What the exercise asks: Which lines below contain the string "time"? Pick out each of them and copy it in full, counting uppercase and lowercase as different.
==== Given information ====
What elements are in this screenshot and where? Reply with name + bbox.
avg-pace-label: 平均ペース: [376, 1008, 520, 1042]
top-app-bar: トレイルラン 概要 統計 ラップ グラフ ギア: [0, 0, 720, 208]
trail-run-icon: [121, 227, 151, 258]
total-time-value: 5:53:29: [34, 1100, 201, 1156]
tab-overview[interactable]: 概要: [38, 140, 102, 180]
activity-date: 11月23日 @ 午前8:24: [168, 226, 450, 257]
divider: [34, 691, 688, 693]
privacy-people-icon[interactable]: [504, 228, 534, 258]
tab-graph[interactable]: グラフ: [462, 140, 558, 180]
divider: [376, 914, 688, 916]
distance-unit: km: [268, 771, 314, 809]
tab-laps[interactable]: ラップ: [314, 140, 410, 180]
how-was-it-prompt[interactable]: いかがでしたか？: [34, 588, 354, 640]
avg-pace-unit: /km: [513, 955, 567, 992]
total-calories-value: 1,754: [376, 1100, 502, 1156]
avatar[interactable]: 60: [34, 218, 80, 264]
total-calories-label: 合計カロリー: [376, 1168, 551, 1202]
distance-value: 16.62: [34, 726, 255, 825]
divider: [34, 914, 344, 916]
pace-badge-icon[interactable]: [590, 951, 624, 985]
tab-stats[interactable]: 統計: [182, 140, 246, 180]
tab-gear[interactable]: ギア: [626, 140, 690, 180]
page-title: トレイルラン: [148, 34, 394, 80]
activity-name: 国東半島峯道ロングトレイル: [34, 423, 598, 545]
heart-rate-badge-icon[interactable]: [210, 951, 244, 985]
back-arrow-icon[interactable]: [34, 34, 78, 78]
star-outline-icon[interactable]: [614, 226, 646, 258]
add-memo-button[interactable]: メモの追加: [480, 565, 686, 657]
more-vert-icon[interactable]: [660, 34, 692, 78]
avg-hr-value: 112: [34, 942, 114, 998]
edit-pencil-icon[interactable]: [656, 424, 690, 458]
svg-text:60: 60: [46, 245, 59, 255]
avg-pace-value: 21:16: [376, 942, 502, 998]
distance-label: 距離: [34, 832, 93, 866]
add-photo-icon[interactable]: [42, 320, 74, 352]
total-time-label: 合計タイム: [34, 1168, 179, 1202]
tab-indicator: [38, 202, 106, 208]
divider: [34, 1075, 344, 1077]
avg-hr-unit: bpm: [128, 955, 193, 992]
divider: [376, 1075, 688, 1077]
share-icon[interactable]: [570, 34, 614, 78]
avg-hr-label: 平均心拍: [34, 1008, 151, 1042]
====
Response to this exercise:
total-time-value: 5:53:29: [34, 1100, 201, 1156]
total-time-label: 合計タイム: [34, 1168, 179, 1202]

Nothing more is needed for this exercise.